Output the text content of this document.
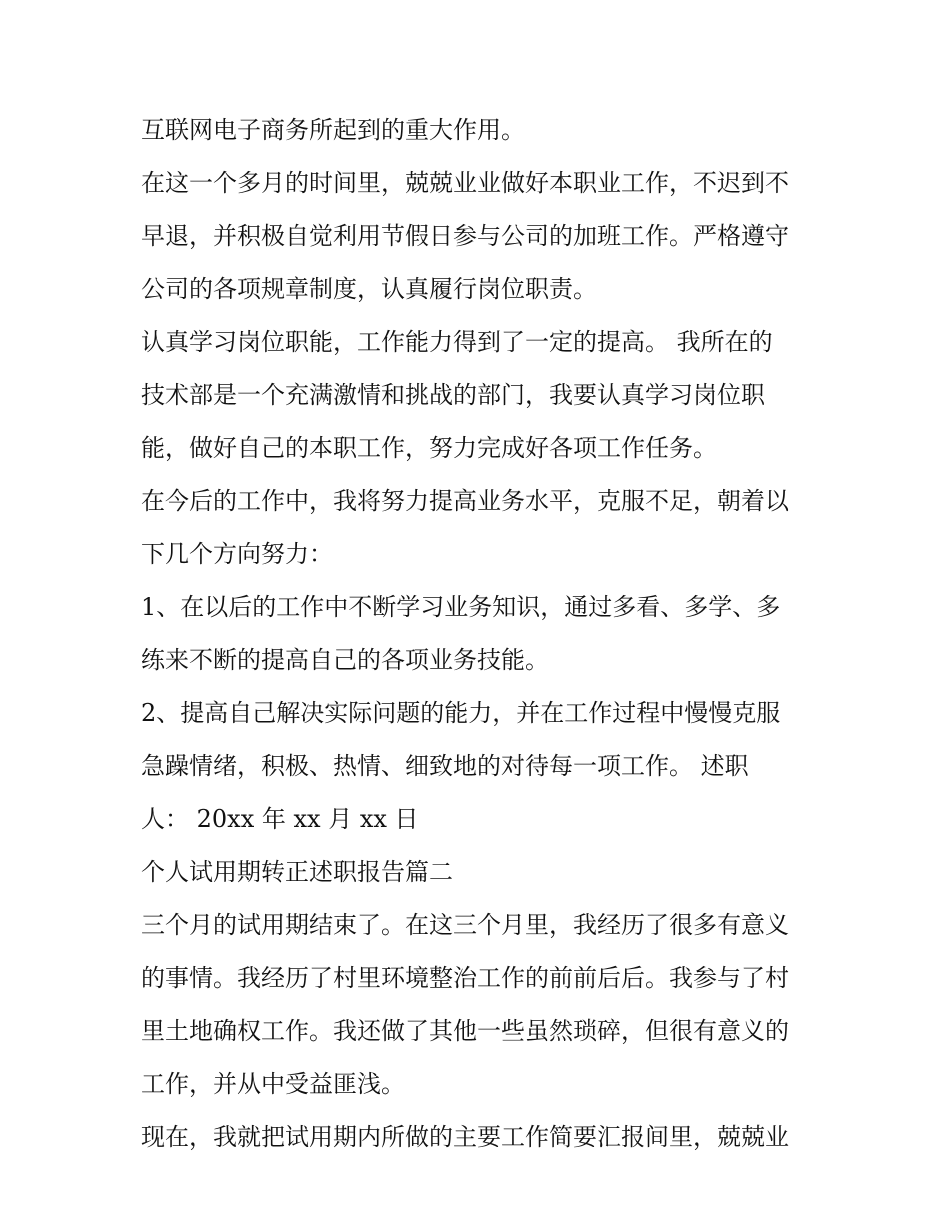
互联网电子商务所起到的重大作用。
在这一个多月的时间里，兢兢业业做好本职业工作，不迟到不
早退，并积极自觉利用节假日参与公司的加班工作。严格遵守
公司的各项规章制度，认真履行岗位职责。
认真学习岗位职能，工作能力得到了一定的提高。 我所在的
技术部是一个充满激情和挑战的部门，我要认真学习岗位职
能，做好自己的本职工作，努力完成好各项工作任务。
在今后的工作中，我将努力提高业务水平，克服不足，朝着以
下几个方向努力：
1、在以后的工作中不断学习业务知识，通过多看、多学、多
练来不断的提高自己的各项业务技能。
2、提高自己解决实际问题的能力，并在工作过程中慢慢克服
急躁情绪，积极、热情、细致地的对待每一项工作。 述职
人： 20xx 年 xx 月 xx 日
个人试用期转正述职报告篇二
三个月的试用期结束了。在这三个月里，我经历了很多有意义
的事情。我经历了村里环境整治工作的前前后后。我参与了村
里土地确权工作。我还做了其他一些虽然琐碎，但很有意义的
工作，并从中受益匪浅。
现在，我就把试用期内所做的主要工作简要汇报间里，兢兢业
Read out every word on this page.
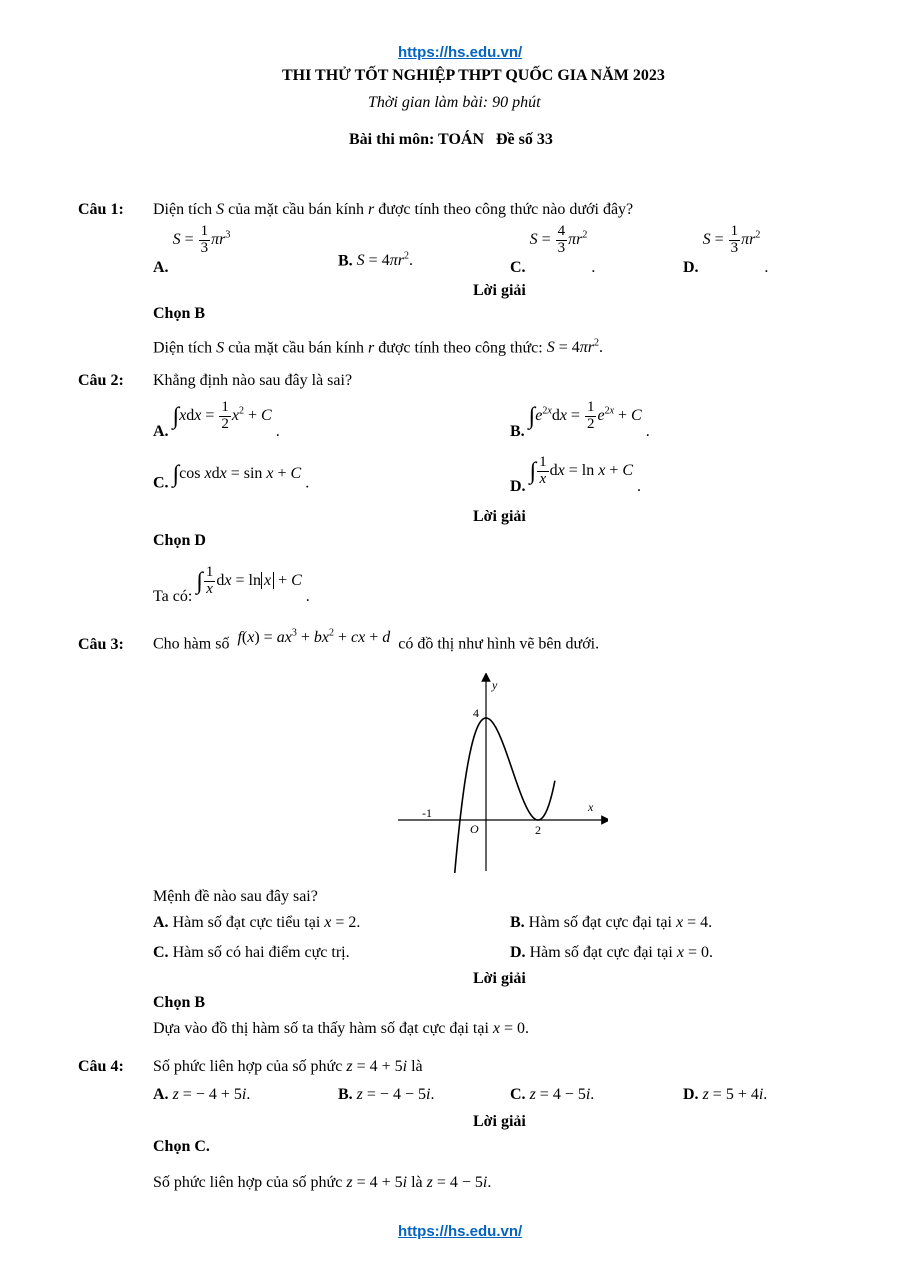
https://hs.edu.vn/
THI THỬ TỐT NGHIỆP THPT QUỐC GIA NĂM 2023
Thời gian làm bài: 90 phút
Bài thi môn: TOÁN   Đề số 33
Câu 1: Diện tích S của mặt cầu bán kính r được tính theo công thức nào dưới đây?
A. $S = \frac{1}{3} \pi r^3$
B. $S = 4\pi r^2$.	C. $S = \frac{4}{3} \pi r^2$ .	D. $S = \frac{1}{3} \pi r^2$ .
Lời giải
Chọn B
Diện tích S của mặt cầu bán kính r được tính theo công thức: $S = 4\pi r^2$.
Câu 2: Khẳng định nào sau đây là sai?
A. $\int xdx = \frac{1}{2} x^2 + C$ .	B. $\int e^{2x}dx = \frac{1}{2} e^{2x} + C$ .
C. ∫cos xdx = sin x + C .	D. ∫ $\frac{1}{x}$ dx = ln x + C .
Lời giải
Chọn D
Ta có: ∫ $\frac{1}{x}$ dx = ln x + C .
Câu 3: Cho hàm số $f(x) = ax^3 + bx^2$ + cx + d có đồ thị như hình vẽ bên dưới.
y
x
O
4
-1
2
Mệnh đề nào sau đây sai?
A. Hàm số đạt cực tiểu tại x = 2.	B. Hàm số đạt cực đại tại x = 4.
C. Hàm số có hai điểm cực trị.	D. Hàm số đạt cực đại tại x = 0.
Lời giải
Chọn B
Dựa vào đồ thị hàm số ta thấy hàm số đạt cực đại tại x = 0.
Câu 4: Số phức liên hợp của số phức z = 4 + 5i là
A. z = − 4 + 5i.	B. z = − 4 − 5i.	C. z = 4 − 5i.	D. z = 5 + 4i.
Lời giải
Chọn C.
Số phức liên hợp của số phức z = 4 + 5i là z = 4 − 5i.
https://hs.edu.vn/
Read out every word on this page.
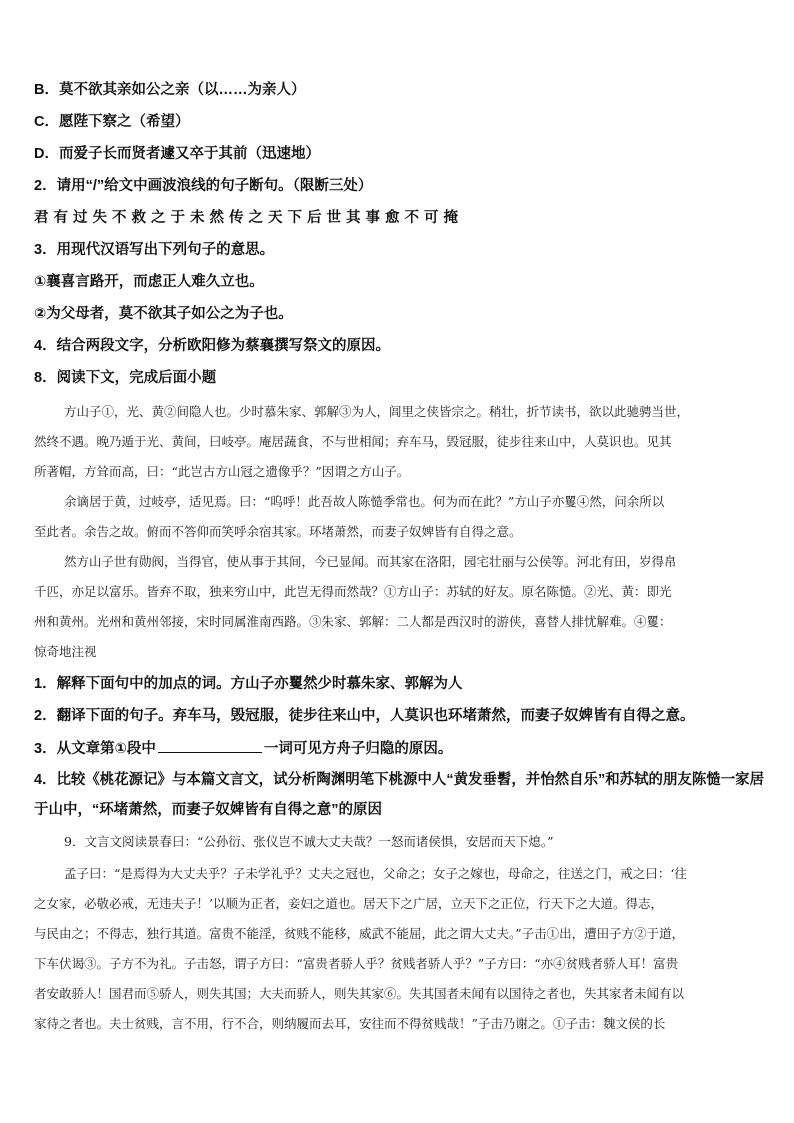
B．莫不欲其亲如公之亲（以……为亲人）
C．愿陛下察之（希望）
D．而爱子长而贤者遽又卒于其前（迅速地）
2．请用“/”给文中画波浪线的句子断句。（限断三处）
君有过失不救之于未然传之天下后世其事愈不可掩
3．用现代汉语写出下列句子的意思。
①襄喜言路开，而虑正人难久立也。
②为父母者，莫不欲其子如公之为子也。
4．结合两段文字，分析欧阳修为蔡襄撰写祭文的原因。
8．阅读下文，完成后面小题
方山子①，光、黄②间隐人也。少时慕朱家、郭解③为人，闾里之侠皆宗之。稍壮，折节读书，欲以此驰骋当世，
然终不遇。晚乃遁于光、黄间，曰岐亭。庵居蔬食，不与世相闻；弃车马，毁冠服，徒步往来山中，人莫识也。见其
所著帽，方耸而高，曰：“此岂古方山冠之遗像乎？”因谓之方山子。
余谪居于黄，过岐亭，适见焉。曰：“呜呼！此吾故人陈慥季常也。何为而在此？”方山子亦矍④然，问余所以
至此者。余告之故。俯而不答仰而笑呼余宿其家。环堵萧然，而妻子奴婢皆有自得之意。
然方山子世有勋阀，当得官，使从事于其间，今已显闻。而其家在洛阳，园宅壮丽与公侯等。河北有田，岁得帛
千匹，亦足以富乐。皆弃不取，独来穷山中，此岂无得而然哉？①方山子：苏轼的好友。原名陈慥。②光、黄：即光
州和黄州。光州和黄州邻接，宋时同属淮南西路。③朱家、郭解：二人都是西汉时的游侠，喜替人排忧解难。④矍：
惊奇地注视
1．解释下面句中的加点的词。方山子亦矍然少时慕朱家、郭解为人
2．翻译下面的句子。弃车马，毁冠服，徒步往来山中，人莫识也环堵萧然，而妻子奴婢皆有自得之意。
3．从文章第①段中	一词可见方舟子归隐的原因。
4．比较《桃花源记》与本篇文言文，试分析陶渊明笔下桃源中人“黄发垂髫，并怡然自乐”和苏轼的朋友陈慥一家居
于山中，“环堵萧然，而妻子奴婢皆有自得之意”的原因
9．文言文阅读景春曰：“公孙衍、张仪岂不诚大丈夫哉？一怒而诸侯惧，安居而天下熄。”
孟子曰：“是焉得为大丈夫乎？子未学礼乎？丈夫之冠也，父命之；女子之嫁也，母命之，往送之门，戒之曰：‘往
之女家，必敬必戒，无违夫子！’以顺为正者，妾妇之道也。居天下之广居，立天下之正位，行天下之大道。得志，
与民由之；不得志，独行其道。富贵不能淫，贫贱不能移，威武不能屈，此之谓大丈夫。”子击①出，遭田子方②于道，
下车伏谒③。子方不为礼。子击怒，谓子方曰：“富贵者骄人乎？贫贱者骄人乎？”子方曰：“亦④贫贱者骄人耳！富贵
者安敢骄人！国君而⑤骄人，则失其国；大夫而骄人，则失其家⑥。失其国者未闻有以国待之者也，失其家者未闻有以
家待之者也。夫士贫贱，言不用，行不合，则纳履而去耳，安往而不得贫贱哉！”子击乃谢之。①子击：魏文侯的长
============================================================
• Your goal
Reproduce the material above verbatim; omit every picture.

• The output
Output the text content of this document.
互联网电子商务所起到的重大作用。
在这一个多月的时间里，兢兢业业做好本职业工作，不迟到不
早退，并积极自觉利用节假日参与公司的加班工作。严格遵守
公司的各项规章制度，认真履行岗位职责。
认真学习岗位职能，工作能力得到了一定的提高。 我所在的
技术部是一个充满激情和挑战的部门，我要认真学习岗位职
能，做好自己的本职工作，努力完成好各项工作任务。
在今后的工作中，我将努力提高业务水平，克服不足，朝着以
下几个方向努力：
1、在以后的工作中不断学习业务知识，通过多看、多学、多
练来不断的提高自己的各项业务技能。
2、提高自己解决实际问题的能力，并在工作过程中慢慢克服
急躁情绪，积极、热情、细致地的对待每一项工作。 述职
人： 20xx 年 xx 月 xx 日
个人试用期转正述职报告篇二
三个月的试用期结束了。在这三个月里，我经历了很多有意义
的事情。我经历了村里环境整治工作的前前后后。我参与了村
里土地确权工作。我还做了其他一些虽然琐碎，但很有意义的
工作，并从中受益匪浅。
现在，我就把试用期内所做的主要工作简要汇报间里，兢兢业
Read out every word on this page.
https://hs.edu.vn/
THI THỬ TỐT NGHIỆP THPT QUỐC GIA NĂM 2023
Thời gian làm bài: 90 phút
Bài thi môn: TOÁN   Đề số 33
Câu 1: Diện tích S của mặt cầu bán kính r được tính theo công thức nào dưới đây?
A. $S = \frac{1}{3} \pi r^3$
B. $S = 4\pi r^2$.	C. $S = \frac{4}{3} \pi r^2$ .	D. $S = \frac{1}{3} \pi r^2$ .
Lời giải
Chọn B
Diện tích S của mặt cầu bán kính r được tính theo công thức: $S = 4\pi r^2$.
Câu 2: Khẳng định nào sau đây là sai?
A. $\int xdx = \frac{1}{2} x^2 + C$ .	B. $\int e^{2x}dx = \frac{1}{2} e^{2x} + C$ .
C. ∫cos xdx = sin x + C .	D. ∫ $\frac{1}{x}$ dx = ln x + C .
Lời giải
Chọn D
Ta có: ∫ $\frac{1}{x}$ dx = ln x + C .
Câu 3: Cho hàm số $f(x) = ax^3 + bx^2$ + cx + d có đồ thị như hình vẽ bên dưới.
y
x
O
4
-1
2
Mệnh đề nào sau đây sai?
A. Hàm số đạt cực tiểu tại x = 2.	B. Hàm số đạt cực đại tại x = 4.
C. Hàm số có hai điểm cực trị.	D. Hàm số đạt cực đại tại x = 0.
Lời giải
Chọn B
Dựa vào đồ thị hàm số ta thấy hàm số đạt cực đại tại x = 0.
Câu 4: Số phức liên hợp của số phức z = 4 + 5i là
A. z = − 4 + 5i.	B. z = − 4 − 5i.	C. z = 4 − 5i.	D. z = 5 + 4i.
Lời giải
Chọn C.
Số phức liên hợp của số phức z = 4 + 5i là z = 4 − 5i.
https://hs.edu.vn/
Read out every word on this page.
B．莫不欲其亲如公之亲（以……为亲人）
C．愿陛下察之（希望）
D．而爱子长而贤者遽又卒于其前（迅速地）
2．请用“/”给文中画波浪线的句子断句。（限断三处）
君有过失不救之于未然传之天下后世其事愈不可掩
3．用现代汉语写出下列句子的意思。
①襄喜言路开，而虑正人难久立也。
②为父母者，莫不欲其子如公之为子也。
4．结合两段文字，分析欧阳修为蔡襄撰写祭文的原因。
8．阅读下文，完成后面小题
方山子①，光、黄②间隐人也。少时慕朱家、郭解③为人，闾里之侠皆宗之。稍壮，折节读书，欲以此驰骋当世，
然终不遇。晚乃遁于光、黄间，曰岐亭。庵居蔬食，不与世相闻；弃车马，毁冠服，徒步往来山中，人莫识也。见其
所著帽，方耸而高，曰：“此岂古方山冠之遗像乎？”因谓之方山子。
余谪居于黄，过岐亭，适见焉。曰：“呜呼！此吾故人陈慥季常也。何为而在此？”方山子亦矍④然，问余所以
至此者。余告之故。俯而不答仰而笑呼余宿其家。环堵萧然，而妻子奴婢皆有自得之意。
然方山子世有勋阀，当得官，使从事于其间，今已显闻。而其家在洛阳，园宅壮丽与公侯等。河北有田，岁得帛
千匹，亦足以富乐。皆弃不取，独来穷山中，此岂无得而然哉？①方山子：苏轼的好友。原名陈慥。②光、黄：即光
州和黄州。光州和黄州邻接，宋时同属淮南西路。③朱家、郭解：二人都是西汉时的游侠，喜替人排忧解难。④矍：
惊奇地注视
1．解释下面句中的加点的词。方山子亦矍然少时慕朱家、郭解为人
2．翻译下面的句子。弃车马，毁冠服，徒步往来山中，人莫识也环堵萧然，而妻子奴婢皆有自得之意。
3．从文章第①段中	一词可见方舟子归隐的原因。
4．比较《桃花源记》与本篇文言文，试分析陶渊明笔下桃源中人“黄发垂髫，并怡然自乐”和苏轼的朋友陈慥一家居
于山中，“环堵萧然，而妻子奴婢皆有自得之意”的原因
9．文言文阅读景春曰：“公孙衍、张仪岂不诚大丈夫哉？一怒而诸侯惧，安居而天下熄。”
孟子曰：“是焉得为大丈夫乎？子未学礼乎？丈夫之冠也，父命之；女子之嫁也，母命之，往送之门，戒之曰：‘往
之女家，必敬必戒，无违夫子！’以顺为正者，妾妇之道也。居天下之广居，立天下之正位，行天下之大道。得志，
与民由之；不得志，独行其道。富贵不能淫，贫贱不能移，威武不能屈，此之谓大丈夫。”子击①出，遭田子方②于道，
下车伏谒③。子方不为礼。子击怒，谓子方曰：“富贵者骄人乎？贫贱者骄人乎？”子方曰：“亦④贫贱者骄人耳！富贵
者安敢骄人！国君而⑤骄人，则失其国；大夫而骄人，则失其家⑥。失其国者未闻有以国待之者也，失其家者未闻有以
家待之者也。夫士贫贱，言不用，行不合，则纳履而去耳，安往而不得贫贱哉！”子击乃谢之。①子击：魏文侯的长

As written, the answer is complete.